(Document segment Opens)

The Google IO session mentioned by Andrew Halloran:
http://www.google.com/events/io/2010/sessions/developing-RESTful-android-apps.html
Check out the Google I/O session videos. I implemented REST api calls the easy BUT wrong way. It wasn't until watching this Google I/O video that I understood where I went wrong. It's not as simple as putting together an AsyncTask with a HttpUrlConnection get/put call.
I've asked various questions related to one goal: how to develop an Android app that plots bluetooth data forever in real-time. I now have a new question from a different angle. To be fair to new readers I will cover some of the same background, but basically the question is in the title.
I found some open source code Bluetooth that apparently creates a background thread which updates the screen with new data it receives over a bluetooth connection. Then when I launch my Plot activity I can see the bluetooth background thread continue to write bluetooth data to Logcat. So I know for a fact the bluetooth background thread is still running when I launch my Plot activity.
Again, my goal is to plot the bluetooth data that is continually provided by the bluetooth background thread. I have succeeded as follows: since this bluetooth background thread seems to run continually and just won't die, I decided to use its update() method to call my static Plot.plotData() method to plot the data. And this works. It will will run endlessly with out a problem - receiving bluetooth data and plotting it via periodic calls from the bluetooth background method update() to my static Plot.plotData() method.

(Document segment Closes)
(Information provided Opens)

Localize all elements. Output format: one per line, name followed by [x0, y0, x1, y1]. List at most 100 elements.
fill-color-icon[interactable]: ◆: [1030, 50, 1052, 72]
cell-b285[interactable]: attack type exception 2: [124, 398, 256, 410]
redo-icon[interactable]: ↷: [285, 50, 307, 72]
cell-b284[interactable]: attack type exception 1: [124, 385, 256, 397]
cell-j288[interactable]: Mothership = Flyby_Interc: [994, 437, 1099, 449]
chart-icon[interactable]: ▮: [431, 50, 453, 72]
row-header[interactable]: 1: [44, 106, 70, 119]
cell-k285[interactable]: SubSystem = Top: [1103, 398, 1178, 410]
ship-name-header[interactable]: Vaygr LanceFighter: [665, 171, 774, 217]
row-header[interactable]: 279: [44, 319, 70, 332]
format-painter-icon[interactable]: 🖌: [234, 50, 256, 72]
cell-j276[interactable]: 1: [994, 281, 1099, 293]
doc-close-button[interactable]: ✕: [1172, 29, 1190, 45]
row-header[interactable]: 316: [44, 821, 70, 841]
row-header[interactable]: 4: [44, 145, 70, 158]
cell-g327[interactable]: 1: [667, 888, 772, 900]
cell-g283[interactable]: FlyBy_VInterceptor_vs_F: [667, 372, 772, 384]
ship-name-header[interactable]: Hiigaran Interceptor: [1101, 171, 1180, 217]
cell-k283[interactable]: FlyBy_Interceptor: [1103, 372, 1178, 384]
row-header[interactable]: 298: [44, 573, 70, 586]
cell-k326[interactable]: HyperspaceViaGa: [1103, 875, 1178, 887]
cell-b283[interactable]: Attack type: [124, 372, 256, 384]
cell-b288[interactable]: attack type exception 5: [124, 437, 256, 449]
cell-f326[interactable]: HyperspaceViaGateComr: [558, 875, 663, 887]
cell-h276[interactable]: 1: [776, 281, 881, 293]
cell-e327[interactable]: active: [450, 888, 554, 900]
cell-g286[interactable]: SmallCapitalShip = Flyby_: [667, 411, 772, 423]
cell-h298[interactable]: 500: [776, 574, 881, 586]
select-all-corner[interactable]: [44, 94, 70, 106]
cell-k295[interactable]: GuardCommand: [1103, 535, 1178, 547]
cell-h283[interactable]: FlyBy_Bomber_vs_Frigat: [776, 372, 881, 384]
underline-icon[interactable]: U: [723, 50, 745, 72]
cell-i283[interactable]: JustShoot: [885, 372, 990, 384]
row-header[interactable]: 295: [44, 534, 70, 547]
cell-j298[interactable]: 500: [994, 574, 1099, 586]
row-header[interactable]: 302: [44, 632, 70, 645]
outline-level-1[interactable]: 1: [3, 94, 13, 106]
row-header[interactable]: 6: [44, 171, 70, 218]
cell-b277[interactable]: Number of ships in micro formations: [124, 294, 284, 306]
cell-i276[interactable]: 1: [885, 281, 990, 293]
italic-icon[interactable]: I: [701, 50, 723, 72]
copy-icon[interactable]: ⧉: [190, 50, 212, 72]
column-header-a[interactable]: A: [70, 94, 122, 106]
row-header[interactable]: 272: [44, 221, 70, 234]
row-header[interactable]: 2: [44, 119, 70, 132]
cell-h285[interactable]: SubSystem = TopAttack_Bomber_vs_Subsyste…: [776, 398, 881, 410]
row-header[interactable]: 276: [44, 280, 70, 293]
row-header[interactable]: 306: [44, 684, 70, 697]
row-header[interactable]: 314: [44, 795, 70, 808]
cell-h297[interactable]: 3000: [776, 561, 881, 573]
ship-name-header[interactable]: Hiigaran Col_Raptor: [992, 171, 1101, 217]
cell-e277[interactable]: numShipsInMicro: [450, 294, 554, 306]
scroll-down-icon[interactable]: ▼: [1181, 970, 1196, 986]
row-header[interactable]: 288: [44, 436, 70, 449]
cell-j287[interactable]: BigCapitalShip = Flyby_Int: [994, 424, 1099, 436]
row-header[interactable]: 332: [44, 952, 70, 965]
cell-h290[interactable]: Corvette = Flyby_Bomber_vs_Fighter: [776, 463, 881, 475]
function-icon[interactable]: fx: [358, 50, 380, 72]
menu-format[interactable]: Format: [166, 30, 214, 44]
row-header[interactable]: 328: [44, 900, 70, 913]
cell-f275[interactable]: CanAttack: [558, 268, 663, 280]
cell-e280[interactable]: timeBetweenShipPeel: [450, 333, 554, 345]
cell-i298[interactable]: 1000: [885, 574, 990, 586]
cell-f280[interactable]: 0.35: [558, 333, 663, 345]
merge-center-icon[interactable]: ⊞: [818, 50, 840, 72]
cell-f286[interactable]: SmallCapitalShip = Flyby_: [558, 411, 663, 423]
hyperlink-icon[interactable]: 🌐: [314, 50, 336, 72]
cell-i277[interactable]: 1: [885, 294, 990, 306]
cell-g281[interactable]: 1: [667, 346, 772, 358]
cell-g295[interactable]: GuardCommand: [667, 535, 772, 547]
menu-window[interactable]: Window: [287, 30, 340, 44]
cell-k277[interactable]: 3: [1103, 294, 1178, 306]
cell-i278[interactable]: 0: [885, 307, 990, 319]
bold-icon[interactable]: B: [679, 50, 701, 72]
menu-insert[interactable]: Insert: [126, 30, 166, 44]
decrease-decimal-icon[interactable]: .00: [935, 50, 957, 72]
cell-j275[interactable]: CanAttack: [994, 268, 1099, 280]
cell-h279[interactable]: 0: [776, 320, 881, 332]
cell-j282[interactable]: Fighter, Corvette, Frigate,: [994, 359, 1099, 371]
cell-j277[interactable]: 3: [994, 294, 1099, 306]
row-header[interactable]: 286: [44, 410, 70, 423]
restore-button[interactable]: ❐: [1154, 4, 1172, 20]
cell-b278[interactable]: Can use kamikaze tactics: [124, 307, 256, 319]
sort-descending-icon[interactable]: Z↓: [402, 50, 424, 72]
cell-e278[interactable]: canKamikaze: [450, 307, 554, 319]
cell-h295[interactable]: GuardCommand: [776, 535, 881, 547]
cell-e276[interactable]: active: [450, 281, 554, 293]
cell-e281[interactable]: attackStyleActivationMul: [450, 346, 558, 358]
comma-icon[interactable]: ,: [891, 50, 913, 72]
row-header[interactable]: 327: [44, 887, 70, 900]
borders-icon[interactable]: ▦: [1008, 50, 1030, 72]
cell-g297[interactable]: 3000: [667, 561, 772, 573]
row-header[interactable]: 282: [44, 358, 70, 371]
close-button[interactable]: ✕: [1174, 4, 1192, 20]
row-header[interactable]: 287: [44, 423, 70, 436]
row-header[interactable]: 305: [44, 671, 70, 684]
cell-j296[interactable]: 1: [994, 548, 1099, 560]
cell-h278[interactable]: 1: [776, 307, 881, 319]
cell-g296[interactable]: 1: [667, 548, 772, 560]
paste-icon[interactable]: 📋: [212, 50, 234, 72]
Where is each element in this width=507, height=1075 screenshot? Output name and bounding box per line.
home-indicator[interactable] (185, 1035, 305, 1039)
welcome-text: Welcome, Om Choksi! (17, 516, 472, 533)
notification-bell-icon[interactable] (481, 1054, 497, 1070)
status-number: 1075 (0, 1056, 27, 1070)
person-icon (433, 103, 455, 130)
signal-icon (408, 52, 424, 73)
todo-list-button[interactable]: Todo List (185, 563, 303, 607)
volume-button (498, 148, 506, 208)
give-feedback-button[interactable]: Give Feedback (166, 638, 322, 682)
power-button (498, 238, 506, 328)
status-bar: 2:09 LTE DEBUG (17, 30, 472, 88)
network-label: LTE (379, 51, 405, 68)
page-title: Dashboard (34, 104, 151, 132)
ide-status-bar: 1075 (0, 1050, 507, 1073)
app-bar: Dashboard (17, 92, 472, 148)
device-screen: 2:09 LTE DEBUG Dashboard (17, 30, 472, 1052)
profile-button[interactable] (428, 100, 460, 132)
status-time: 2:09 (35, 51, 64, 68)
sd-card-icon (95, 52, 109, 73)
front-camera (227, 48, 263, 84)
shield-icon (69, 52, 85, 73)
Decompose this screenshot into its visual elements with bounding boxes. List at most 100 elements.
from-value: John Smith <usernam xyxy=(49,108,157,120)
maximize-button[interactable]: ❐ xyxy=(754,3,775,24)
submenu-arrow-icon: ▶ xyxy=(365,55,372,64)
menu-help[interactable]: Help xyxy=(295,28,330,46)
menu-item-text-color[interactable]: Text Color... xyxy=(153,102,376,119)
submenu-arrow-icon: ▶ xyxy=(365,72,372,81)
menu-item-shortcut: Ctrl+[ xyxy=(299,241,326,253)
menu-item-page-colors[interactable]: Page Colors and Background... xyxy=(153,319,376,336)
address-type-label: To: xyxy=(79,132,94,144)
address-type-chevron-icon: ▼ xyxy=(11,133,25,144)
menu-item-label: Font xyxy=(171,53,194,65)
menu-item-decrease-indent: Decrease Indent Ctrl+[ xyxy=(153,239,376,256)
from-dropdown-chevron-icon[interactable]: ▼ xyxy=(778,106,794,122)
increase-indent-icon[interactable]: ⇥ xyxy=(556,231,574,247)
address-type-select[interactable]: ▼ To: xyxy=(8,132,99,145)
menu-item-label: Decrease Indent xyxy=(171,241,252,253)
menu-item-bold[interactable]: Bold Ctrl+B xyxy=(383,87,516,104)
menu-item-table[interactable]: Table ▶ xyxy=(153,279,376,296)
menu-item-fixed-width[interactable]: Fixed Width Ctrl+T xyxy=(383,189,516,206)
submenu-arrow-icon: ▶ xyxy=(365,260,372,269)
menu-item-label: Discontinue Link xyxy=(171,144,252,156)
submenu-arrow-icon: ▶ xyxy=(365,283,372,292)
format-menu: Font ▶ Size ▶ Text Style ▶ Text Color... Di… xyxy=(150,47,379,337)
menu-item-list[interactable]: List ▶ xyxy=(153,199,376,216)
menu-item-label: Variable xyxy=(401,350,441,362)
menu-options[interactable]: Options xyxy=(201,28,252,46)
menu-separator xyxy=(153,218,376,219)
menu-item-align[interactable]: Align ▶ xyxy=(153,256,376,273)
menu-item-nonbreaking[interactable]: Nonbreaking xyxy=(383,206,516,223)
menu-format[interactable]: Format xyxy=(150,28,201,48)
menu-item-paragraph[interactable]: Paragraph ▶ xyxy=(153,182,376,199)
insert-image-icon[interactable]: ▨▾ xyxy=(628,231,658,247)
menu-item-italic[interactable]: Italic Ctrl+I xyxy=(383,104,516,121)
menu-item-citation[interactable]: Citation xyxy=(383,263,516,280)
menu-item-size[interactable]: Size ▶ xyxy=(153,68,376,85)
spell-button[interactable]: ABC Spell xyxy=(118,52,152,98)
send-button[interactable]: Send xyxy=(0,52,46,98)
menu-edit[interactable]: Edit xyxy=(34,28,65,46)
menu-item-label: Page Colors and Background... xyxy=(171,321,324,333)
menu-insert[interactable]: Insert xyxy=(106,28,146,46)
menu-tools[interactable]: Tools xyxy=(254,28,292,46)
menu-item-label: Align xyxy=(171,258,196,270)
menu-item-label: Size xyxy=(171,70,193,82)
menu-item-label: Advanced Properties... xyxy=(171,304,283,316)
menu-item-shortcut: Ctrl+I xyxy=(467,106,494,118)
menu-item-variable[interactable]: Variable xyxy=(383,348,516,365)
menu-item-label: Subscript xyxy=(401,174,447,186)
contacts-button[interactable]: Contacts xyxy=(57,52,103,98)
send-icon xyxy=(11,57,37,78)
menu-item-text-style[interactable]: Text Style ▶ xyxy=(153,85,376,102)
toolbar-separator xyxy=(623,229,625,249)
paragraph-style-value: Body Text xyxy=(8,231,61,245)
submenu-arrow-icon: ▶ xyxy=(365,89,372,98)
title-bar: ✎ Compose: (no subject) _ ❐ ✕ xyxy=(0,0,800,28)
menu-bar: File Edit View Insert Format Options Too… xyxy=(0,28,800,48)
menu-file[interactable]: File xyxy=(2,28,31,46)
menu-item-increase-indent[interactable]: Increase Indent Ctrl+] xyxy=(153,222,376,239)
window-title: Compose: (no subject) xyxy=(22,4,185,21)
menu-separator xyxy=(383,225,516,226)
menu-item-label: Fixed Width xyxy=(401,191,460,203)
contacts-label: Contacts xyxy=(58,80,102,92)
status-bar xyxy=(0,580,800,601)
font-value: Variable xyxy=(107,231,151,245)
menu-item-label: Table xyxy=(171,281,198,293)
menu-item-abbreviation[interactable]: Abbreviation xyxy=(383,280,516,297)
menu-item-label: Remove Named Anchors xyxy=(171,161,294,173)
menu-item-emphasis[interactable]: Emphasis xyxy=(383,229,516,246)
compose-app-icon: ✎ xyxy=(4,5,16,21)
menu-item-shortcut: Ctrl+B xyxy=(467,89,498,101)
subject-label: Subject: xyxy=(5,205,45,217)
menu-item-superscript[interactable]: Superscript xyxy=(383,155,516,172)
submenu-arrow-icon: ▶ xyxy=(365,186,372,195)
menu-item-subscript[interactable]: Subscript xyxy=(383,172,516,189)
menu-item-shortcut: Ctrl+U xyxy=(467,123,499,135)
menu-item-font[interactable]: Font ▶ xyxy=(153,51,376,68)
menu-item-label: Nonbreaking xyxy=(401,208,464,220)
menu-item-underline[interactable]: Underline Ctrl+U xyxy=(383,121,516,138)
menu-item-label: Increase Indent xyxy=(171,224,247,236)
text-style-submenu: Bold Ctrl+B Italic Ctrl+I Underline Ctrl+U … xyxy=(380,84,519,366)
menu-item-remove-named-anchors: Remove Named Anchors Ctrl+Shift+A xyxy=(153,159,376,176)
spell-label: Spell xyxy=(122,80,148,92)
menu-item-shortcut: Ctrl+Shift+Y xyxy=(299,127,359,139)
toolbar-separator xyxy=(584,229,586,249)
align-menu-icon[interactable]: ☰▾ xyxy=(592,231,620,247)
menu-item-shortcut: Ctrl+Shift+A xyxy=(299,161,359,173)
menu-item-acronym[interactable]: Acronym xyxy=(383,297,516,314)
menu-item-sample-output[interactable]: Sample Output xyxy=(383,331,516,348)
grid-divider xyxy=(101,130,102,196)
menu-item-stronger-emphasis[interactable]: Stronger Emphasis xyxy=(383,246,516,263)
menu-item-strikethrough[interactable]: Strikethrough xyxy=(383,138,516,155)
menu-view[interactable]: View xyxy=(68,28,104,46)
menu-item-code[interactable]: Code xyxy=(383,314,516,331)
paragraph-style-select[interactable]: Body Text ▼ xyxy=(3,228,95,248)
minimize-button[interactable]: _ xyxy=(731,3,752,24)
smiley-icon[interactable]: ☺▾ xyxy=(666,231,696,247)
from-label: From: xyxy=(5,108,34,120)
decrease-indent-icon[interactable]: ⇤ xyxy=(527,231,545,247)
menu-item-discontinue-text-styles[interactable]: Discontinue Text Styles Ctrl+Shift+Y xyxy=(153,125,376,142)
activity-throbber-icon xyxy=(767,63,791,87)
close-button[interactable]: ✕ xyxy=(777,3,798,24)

(Information provided Closes)

Reproduce word for word the stretch of the Android Bluetooth post that begins with the words containing "I found some" and ends with "my Plot activity.".

I found some open source code Bluetooth that apparently creates a background thread which updates the screen with new data it receives over a bluetooth connection. Then when I launch my Plot activity I can see the bluetooth background thread continue to write bluetooth data to Logcat. So I know for a fact the bluetooth background thread is still running when I launch my Plot activity.